Reproduce the data verbatim, beginning with its first line and ending with the line that contains "section-2-total-value-9: 795II [1775,871,1877,910]", including both of those lines.

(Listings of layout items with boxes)
————————
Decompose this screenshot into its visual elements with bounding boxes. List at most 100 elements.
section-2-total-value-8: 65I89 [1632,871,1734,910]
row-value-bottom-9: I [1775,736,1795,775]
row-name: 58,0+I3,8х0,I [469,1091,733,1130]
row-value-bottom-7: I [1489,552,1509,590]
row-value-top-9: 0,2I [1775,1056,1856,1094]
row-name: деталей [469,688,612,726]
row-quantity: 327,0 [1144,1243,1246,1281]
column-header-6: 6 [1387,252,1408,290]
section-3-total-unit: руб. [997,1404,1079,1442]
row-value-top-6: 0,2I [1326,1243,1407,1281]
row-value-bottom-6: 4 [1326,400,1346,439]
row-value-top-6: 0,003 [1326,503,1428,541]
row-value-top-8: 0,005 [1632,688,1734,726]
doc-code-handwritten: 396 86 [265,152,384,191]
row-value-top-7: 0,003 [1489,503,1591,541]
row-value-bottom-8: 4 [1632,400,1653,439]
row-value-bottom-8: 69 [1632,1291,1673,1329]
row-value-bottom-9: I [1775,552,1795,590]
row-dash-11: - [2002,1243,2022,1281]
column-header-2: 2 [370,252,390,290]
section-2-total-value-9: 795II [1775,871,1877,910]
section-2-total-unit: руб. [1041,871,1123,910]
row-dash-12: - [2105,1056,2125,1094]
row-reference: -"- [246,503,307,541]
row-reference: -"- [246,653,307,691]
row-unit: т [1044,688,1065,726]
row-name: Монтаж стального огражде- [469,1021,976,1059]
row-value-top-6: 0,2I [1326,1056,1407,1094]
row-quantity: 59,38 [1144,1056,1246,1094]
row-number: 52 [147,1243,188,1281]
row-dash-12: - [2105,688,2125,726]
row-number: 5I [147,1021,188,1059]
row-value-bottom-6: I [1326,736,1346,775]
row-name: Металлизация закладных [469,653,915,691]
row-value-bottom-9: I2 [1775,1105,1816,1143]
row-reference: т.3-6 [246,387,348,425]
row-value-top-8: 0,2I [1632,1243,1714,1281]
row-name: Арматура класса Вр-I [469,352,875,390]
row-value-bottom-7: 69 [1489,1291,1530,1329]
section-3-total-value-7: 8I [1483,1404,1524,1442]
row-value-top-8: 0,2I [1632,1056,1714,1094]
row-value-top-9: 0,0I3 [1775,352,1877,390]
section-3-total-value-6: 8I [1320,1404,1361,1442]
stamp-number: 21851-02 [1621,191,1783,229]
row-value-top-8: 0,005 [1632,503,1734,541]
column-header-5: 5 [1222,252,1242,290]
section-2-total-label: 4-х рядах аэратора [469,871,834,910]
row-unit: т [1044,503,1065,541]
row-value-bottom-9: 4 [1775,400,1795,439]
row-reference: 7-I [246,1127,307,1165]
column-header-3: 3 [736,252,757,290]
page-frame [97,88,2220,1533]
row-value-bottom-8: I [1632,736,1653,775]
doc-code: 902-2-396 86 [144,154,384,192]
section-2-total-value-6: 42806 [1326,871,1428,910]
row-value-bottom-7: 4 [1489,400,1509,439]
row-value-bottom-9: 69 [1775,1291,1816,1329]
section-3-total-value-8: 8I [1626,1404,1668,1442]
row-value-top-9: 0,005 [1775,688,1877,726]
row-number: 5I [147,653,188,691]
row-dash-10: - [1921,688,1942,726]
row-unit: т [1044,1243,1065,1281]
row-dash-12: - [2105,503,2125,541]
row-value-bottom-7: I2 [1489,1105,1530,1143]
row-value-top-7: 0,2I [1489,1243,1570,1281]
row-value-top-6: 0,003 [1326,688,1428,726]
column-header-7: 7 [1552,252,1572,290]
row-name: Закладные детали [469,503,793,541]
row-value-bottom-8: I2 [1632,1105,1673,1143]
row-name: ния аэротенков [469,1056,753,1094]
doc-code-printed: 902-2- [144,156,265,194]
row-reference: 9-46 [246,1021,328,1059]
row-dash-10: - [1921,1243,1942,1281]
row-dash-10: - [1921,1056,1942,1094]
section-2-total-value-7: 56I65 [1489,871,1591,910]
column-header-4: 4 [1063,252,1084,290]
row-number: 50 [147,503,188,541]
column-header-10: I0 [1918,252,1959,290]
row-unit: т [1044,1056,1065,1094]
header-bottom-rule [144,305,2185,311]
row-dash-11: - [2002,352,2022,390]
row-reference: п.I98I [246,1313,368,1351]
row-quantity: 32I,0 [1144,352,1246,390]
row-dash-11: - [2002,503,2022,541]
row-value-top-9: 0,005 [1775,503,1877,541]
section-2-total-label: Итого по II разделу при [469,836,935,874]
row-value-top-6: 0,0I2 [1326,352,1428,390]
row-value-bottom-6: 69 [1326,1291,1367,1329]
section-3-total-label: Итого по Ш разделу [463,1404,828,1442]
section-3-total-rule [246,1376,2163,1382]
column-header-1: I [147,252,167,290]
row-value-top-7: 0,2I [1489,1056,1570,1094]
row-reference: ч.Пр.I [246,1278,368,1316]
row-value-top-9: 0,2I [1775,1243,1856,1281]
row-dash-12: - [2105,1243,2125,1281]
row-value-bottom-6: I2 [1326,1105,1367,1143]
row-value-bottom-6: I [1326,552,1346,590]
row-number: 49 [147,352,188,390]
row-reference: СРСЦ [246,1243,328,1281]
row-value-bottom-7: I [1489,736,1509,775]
————————
COMPLETED EXERCISE -
Decompose this screenshot into its visual elements with bounding boxes. List at most 100 elements.
section-2-total-value-8: 65I89 [1632,871,1734,910]
row-value-bottom-9: I [1775,736,1795,775]
row-name: 58,0+I3,8х0,I [469,1091,733,1130]
row-value-bottom-7: I [1489,552,1509,590]
row-value-top-9: 0,2I [1775,1056,1856,1094]
row-name: деталей [469,688,612,726]
row-quantity: 327,0 [1144,1243,1246,1281]
column-header-6: 6 [1387,252,1408,290]
section-3-total-unit: руб. [997,1404,1079,1442]
row-value-top-6: 0,2I [1326,1243,1407,1281]
row-value-bottom-6: 4 [1326,400,1346,439]
row-value-top-6: 0,003 [1326,503,1428,541]
row-value-top-8: 0,005 [1632,688,1734,726]
doc-code-handwritten: 396 86 [265,152,384,191]
row-value-top-7: 0,003 [1489,503,1591,541]
row-value-bottom-8: 4 [1632,400,1653,439]
row-value-bottom-8: 69 [1632,1291,1673,1329]
row-value-bottom-9: I [1775,552,1795,590]
row-dash-11: - [2002,1243,2022,1281]
column-header-2: 2 [370,252,390,290]
section-2-total-value-9: 795II [1775,871,1877,910]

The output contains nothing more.